= Problem description =
Copy every line from the material below that holds "ochronie".

┌────────

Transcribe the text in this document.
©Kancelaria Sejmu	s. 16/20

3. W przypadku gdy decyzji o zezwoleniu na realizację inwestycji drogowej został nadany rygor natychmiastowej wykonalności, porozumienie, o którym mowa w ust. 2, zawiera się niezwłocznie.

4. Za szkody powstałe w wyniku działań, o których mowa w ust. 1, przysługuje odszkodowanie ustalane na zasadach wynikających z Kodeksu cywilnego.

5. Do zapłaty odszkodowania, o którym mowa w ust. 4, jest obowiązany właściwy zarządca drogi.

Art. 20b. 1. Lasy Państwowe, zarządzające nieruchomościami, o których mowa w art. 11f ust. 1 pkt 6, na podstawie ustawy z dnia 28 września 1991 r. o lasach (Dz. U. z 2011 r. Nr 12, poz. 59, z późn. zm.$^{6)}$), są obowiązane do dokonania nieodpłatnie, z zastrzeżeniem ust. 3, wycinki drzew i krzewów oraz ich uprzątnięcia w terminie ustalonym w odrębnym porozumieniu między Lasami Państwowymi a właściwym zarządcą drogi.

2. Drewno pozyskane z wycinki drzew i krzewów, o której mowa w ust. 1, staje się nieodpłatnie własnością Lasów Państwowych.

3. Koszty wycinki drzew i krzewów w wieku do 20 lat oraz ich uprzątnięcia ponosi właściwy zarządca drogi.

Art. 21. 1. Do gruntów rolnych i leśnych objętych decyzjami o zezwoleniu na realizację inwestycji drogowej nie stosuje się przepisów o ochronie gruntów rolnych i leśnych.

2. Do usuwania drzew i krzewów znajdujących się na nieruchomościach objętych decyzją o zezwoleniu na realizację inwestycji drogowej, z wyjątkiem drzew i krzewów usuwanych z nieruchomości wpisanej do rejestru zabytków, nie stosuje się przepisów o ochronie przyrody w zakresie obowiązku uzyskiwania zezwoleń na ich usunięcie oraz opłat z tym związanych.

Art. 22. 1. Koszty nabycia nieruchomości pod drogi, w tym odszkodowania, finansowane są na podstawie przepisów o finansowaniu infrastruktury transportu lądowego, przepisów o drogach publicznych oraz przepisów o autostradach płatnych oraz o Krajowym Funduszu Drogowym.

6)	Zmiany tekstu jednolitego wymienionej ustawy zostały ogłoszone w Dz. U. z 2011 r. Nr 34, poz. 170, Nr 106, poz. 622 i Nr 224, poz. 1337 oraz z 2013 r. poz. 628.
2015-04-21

└────────

= Worked solution =
Art. 21. 1. Do gruntów rolnych i leśnych objętych decyzjami o zezwoleniu na realizację inwestycji drogowej nie stosuje się przepisów o ochronie gruntów rolnych i leśnych.
2. Do usuwania drzew i krzewów znajdujących się na nieruchomościach objętych decyzją o zezwoleniu na realizację inwestycji drogowej, z wyjątkiem drzew i krzewów usuwanych z nieruchomości wpisanej do rejestru zabytków, nie stosuje się przepisów o ochronie przyrody w zakresie obowiązku uzyskiwania zezwoleń na ich usunięcie oraz opłat z tym związanych.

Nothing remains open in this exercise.